THE PROBLEM - Look through the material below and count the lines with the string "title". Report only the count.

--- start DATA SUPPLIED ---

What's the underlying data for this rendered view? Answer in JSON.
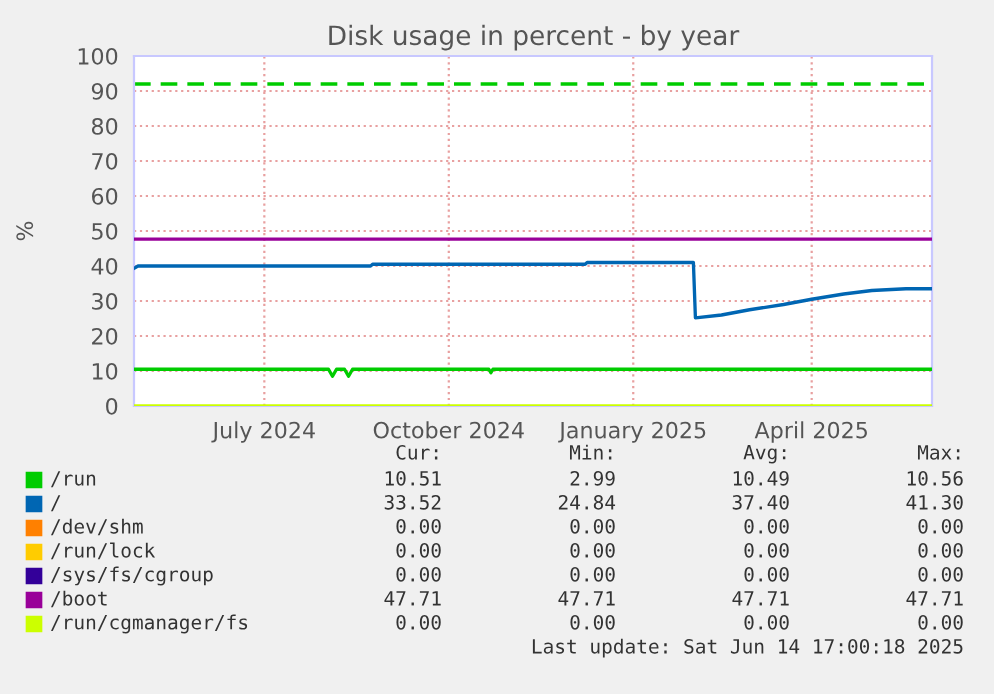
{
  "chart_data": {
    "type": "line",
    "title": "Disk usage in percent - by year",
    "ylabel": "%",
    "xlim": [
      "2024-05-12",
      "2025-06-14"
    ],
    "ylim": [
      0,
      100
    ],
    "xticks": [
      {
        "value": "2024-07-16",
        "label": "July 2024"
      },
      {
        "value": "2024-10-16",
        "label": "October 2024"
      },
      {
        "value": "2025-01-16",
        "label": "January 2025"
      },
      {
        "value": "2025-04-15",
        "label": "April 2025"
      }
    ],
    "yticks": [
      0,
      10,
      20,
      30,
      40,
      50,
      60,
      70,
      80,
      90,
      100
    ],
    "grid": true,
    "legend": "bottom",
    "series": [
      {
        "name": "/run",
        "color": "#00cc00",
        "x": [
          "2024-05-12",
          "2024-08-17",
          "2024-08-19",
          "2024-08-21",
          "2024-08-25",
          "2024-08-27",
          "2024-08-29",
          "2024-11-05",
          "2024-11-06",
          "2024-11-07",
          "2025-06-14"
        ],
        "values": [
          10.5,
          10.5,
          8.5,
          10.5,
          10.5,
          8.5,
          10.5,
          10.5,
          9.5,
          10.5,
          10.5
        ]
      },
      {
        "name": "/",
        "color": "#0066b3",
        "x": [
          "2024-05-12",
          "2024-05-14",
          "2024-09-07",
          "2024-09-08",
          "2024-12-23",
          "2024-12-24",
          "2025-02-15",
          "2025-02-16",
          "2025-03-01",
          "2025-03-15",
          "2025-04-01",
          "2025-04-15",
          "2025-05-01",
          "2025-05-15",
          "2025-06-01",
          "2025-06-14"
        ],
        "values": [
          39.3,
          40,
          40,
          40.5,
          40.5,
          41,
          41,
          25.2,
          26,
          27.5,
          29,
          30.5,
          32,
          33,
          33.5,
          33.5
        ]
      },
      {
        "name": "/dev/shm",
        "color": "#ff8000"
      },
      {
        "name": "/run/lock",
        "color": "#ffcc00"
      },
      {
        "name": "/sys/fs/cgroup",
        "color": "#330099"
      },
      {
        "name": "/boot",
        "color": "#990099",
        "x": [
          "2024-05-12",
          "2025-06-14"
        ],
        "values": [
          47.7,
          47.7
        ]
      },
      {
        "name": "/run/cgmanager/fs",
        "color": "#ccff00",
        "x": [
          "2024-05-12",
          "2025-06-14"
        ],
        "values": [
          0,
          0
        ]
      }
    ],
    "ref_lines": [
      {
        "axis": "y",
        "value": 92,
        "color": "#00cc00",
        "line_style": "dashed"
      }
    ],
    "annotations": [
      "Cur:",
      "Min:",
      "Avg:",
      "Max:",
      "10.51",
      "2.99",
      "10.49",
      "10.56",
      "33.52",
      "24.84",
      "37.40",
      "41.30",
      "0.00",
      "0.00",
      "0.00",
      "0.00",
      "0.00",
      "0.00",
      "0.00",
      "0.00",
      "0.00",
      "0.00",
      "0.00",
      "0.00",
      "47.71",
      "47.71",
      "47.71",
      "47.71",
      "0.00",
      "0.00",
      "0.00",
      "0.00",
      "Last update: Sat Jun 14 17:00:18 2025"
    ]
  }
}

--- end DATA SUPPLIED ---
--- start DATA SUPPLIED ---

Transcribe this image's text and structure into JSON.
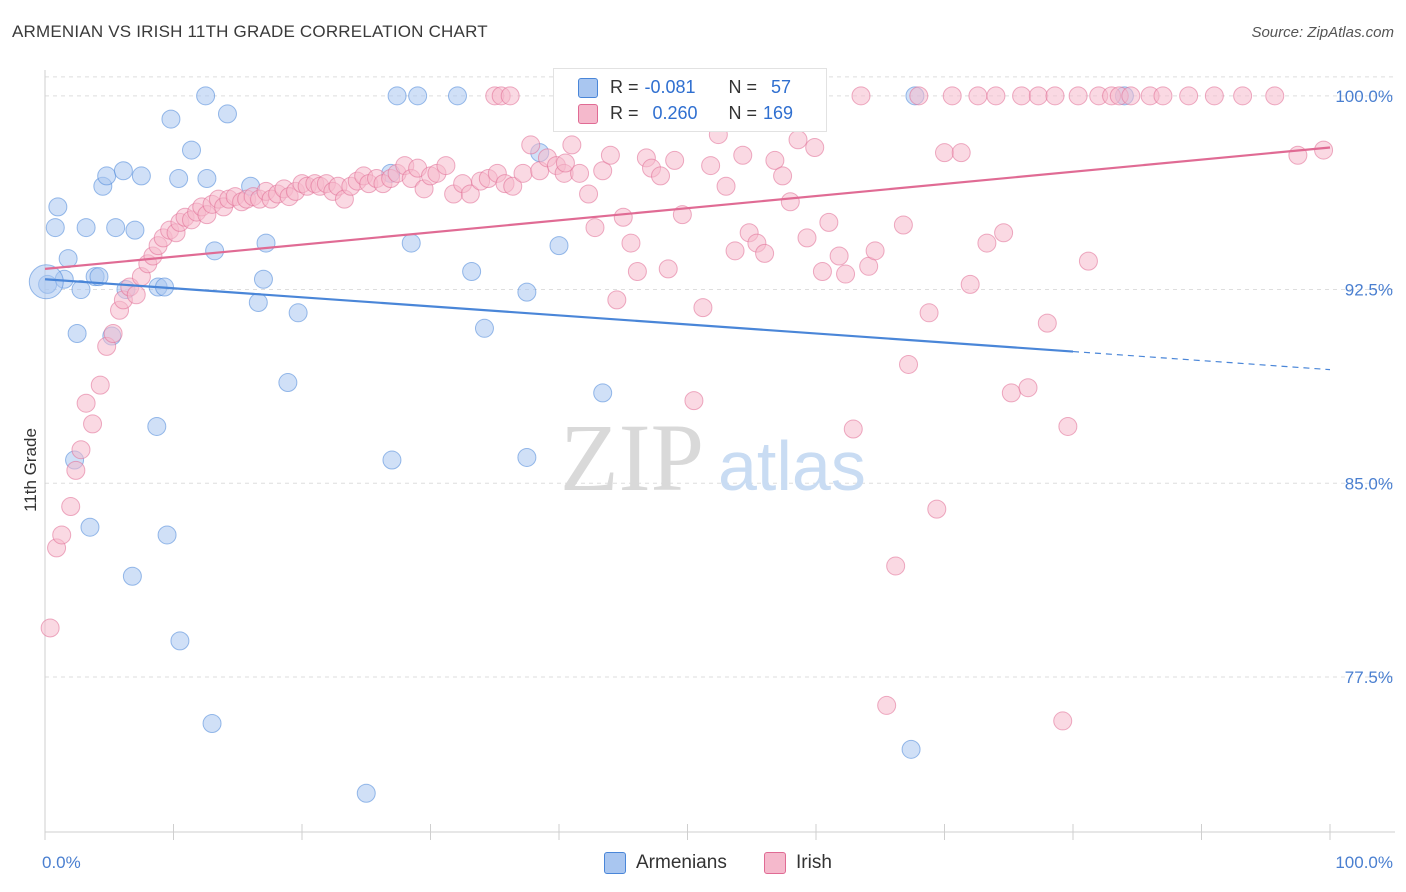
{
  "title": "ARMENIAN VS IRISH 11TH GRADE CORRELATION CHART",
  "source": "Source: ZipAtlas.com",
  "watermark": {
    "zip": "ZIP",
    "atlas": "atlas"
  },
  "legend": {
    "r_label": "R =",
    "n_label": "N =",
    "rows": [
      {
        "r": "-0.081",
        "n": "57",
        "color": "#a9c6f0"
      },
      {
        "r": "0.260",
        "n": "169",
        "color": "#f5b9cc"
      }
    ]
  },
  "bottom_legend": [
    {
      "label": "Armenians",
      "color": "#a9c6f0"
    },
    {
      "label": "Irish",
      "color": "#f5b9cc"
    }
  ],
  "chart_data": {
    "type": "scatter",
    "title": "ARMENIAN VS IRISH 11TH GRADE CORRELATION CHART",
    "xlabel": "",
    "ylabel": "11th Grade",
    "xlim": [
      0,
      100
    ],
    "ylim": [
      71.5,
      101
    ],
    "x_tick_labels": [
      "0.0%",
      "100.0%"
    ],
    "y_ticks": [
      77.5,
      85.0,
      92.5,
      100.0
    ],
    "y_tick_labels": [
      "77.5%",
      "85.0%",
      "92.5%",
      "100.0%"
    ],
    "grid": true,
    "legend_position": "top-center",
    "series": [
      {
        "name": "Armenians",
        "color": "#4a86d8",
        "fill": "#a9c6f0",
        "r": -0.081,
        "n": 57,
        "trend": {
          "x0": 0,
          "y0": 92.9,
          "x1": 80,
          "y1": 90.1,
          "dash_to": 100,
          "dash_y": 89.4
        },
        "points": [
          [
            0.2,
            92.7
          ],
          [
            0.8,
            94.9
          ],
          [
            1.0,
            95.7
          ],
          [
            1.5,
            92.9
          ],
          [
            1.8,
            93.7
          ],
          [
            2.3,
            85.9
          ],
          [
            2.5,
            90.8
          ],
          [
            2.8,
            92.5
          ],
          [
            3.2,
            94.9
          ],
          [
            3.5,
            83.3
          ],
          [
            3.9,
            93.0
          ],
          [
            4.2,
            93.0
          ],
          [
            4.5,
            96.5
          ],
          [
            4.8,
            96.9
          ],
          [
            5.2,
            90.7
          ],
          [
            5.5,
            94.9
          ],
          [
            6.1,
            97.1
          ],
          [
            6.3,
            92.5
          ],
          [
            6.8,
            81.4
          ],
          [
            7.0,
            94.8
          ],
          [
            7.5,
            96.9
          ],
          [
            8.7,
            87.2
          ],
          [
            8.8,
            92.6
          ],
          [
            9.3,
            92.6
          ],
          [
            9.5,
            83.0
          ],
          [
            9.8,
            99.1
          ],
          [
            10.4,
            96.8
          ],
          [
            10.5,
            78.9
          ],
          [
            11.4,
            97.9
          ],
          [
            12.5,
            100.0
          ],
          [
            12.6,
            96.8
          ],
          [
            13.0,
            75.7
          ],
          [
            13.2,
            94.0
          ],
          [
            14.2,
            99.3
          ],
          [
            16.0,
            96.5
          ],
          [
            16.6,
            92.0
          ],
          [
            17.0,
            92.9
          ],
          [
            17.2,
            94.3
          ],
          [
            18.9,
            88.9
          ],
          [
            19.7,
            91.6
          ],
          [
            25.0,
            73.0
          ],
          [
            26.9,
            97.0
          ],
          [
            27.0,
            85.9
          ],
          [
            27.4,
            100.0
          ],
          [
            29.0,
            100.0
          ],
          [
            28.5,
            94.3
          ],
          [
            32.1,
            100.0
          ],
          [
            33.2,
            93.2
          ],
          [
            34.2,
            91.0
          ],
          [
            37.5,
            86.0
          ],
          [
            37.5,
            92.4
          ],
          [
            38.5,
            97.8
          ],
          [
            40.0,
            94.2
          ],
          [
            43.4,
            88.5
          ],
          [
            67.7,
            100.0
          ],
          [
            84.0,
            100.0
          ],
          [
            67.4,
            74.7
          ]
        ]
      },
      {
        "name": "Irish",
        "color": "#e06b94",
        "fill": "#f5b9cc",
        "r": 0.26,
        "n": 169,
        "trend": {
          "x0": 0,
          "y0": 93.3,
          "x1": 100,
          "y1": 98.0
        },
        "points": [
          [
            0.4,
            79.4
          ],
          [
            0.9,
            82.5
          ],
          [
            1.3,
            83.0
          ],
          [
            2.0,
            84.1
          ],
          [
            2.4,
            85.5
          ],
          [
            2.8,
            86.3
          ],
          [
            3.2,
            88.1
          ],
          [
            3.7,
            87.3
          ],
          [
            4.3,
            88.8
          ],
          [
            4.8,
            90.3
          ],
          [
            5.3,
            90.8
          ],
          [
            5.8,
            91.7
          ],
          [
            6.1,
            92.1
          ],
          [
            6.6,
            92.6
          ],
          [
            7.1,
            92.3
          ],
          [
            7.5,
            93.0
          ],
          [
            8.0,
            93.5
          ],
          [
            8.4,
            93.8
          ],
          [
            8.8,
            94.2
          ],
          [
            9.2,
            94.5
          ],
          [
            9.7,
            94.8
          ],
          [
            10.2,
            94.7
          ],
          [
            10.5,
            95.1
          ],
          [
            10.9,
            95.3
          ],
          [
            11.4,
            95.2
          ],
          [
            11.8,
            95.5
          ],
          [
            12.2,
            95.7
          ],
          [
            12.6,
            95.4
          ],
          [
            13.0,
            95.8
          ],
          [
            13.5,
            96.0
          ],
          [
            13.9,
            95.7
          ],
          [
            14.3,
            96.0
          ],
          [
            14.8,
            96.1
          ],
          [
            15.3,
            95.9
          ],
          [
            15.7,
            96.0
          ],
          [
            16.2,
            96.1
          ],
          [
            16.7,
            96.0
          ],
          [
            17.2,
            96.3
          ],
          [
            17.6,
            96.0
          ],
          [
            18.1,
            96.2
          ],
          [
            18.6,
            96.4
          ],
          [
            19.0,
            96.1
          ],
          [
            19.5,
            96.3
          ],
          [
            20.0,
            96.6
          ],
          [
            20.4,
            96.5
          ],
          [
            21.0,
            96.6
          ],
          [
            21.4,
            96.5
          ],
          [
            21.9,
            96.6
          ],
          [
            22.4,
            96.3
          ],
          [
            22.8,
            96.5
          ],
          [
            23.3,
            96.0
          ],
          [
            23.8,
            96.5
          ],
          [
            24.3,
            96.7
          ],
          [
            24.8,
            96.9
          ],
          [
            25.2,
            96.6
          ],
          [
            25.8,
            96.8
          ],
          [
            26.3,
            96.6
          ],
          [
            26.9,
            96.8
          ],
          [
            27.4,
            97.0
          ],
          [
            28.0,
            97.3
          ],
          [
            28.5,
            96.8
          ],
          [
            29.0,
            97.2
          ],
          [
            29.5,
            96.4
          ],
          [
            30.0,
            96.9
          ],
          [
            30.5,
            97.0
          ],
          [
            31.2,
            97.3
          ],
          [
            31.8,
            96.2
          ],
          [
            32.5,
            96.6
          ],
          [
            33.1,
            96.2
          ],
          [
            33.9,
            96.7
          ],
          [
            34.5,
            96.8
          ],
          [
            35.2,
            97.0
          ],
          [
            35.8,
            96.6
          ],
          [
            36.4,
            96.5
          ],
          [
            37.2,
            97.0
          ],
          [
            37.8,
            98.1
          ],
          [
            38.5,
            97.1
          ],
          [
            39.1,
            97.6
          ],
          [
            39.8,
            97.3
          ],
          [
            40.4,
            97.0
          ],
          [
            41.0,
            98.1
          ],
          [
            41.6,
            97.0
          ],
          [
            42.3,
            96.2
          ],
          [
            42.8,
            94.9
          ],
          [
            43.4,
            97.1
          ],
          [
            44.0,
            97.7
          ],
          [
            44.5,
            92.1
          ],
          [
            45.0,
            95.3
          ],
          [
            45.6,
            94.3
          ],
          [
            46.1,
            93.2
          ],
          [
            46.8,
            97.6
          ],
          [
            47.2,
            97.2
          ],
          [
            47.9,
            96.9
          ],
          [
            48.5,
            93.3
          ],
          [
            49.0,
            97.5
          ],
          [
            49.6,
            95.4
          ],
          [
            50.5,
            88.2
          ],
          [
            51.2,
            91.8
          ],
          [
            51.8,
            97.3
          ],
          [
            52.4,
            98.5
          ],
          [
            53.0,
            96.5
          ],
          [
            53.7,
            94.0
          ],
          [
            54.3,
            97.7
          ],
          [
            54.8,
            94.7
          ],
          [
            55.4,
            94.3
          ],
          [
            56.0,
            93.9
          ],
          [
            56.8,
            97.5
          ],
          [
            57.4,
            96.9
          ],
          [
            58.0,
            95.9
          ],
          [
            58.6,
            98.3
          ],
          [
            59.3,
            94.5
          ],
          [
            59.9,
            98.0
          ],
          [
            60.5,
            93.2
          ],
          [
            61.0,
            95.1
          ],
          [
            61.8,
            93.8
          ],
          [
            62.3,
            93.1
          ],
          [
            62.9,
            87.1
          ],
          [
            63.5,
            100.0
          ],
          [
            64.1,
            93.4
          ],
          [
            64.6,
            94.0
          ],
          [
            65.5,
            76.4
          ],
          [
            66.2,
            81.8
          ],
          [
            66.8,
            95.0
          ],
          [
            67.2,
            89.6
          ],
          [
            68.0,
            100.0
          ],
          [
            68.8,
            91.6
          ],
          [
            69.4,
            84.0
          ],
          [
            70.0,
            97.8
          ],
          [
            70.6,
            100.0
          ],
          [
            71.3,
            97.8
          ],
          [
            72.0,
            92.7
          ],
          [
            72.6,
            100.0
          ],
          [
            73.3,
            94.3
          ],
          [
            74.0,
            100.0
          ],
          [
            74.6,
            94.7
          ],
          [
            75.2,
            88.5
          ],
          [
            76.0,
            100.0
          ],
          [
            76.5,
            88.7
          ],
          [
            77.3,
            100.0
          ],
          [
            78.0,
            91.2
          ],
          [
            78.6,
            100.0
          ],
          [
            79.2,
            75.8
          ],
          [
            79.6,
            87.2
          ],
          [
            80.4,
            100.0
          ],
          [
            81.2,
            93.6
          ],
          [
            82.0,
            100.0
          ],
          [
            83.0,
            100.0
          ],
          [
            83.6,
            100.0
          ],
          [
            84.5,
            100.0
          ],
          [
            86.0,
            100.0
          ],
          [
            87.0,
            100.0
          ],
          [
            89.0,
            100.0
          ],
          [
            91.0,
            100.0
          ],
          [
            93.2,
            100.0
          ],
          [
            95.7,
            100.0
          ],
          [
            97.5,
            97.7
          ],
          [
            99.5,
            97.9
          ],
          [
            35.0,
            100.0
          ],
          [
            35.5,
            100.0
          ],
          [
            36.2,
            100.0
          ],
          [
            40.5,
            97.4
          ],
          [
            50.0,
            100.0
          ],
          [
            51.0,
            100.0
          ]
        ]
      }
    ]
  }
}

--- end DATA SUPPLIED ---

ANSWER FOR THIS EXERCISE - 3